# The exercise
Say how many lines contain the word "each" and give no other text.

# Dataset entries
• • •

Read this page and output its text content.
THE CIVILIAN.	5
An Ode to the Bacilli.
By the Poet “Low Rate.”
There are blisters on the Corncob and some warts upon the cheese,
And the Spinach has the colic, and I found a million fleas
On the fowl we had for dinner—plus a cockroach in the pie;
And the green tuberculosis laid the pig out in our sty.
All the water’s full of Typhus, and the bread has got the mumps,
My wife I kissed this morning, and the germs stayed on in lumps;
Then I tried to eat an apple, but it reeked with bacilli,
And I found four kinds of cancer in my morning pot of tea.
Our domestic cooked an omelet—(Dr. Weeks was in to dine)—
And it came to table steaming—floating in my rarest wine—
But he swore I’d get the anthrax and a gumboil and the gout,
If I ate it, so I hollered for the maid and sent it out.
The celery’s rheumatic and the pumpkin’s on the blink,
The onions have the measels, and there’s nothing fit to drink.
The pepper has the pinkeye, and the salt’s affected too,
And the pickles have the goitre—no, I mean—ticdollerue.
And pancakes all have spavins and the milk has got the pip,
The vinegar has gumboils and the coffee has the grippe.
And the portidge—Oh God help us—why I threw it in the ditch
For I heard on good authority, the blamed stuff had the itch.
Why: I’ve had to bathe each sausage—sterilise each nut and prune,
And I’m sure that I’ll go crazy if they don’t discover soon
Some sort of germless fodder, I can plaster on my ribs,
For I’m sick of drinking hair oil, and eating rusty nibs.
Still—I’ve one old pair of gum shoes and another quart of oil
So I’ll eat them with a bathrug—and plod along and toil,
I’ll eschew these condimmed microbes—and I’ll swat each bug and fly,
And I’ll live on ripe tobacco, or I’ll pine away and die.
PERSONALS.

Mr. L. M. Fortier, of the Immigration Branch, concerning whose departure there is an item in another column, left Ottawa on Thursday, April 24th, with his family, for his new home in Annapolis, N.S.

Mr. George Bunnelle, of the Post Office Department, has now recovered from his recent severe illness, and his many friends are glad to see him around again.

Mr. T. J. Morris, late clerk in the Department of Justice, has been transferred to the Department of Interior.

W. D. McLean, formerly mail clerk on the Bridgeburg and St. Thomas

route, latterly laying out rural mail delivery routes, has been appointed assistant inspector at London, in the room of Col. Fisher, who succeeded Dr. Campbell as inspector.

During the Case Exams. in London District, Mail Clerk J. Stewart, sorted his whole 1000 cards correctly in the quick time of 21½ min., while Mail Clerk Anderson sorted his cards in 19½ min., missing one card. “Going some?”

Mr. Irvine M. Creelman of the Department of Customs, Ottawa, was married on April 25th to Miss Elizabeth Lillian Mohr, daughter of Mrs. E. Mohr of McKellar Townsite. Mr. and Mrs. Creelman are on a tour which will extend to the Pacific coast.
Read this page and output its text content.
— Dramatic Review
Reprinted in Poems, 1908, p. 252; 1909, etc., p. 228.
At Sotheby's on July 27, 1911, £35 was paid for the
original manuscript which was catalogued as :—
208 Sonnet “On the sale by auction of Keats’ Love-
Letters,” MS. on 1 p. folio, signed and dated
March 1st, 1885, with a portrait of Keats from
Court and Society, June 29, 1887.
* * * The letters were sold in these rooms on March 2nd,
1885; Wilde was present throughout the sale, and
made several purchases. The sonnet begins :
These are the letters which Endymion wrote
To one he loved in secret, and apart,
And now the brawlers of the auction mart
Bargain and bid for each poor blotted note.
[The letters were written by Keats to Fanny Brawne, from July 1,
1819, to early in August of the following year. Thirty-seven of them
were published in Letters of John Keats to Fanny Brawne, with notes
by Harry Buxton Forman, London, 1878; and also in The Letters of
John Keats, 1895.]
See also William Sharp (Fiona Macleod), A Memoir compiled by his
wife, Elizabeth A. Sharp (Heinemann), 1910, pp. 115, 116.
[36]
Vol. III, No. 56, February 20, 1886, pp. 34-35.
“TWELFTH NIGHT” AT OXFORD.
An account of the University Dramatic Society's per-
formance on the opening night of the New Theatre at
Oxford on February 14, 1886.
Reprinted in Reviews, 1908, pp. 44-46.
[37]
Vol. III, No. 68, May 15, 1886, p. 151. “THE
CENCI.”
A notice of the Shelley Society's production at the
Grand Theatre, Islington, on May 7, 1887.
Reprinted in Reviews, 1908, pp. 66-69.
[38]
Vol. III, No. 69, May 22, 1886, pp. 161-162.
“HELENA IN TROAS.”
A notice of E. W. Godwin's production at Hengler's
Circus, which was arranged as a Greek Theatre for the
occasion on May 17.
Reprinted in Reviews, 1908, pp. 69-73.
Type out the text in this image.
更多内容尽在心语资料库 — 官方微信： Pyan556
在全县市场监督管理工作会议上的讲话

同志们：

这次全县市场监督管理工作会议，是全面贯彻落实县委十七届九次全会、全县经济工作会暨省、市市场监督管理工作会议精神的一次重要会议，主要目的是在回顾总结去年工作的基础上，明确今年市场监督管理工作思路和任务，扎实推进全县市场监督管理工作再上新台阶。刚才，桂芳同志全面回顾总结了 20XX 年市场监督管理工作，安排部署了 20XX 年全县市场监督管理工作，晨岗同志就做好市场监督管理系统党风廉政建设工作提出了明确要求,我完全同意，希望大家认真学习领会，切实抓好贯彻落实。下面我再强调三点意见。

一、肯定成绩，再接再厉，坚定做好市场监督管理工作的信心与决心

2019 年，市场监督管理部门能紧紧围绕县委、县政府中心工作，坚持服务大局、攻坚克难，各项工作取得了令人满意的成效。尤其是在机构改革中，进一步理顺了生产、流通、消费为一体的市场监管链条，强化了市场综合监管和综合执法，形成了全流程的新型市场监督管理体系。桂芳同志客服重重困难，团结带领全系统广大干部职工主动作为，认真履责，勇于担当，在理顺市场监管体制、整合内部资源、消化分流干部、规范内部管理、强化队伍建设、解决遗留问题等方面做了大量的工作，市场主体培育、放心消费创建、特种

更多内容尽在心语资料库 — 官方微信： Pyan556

• • •

# Expected output
3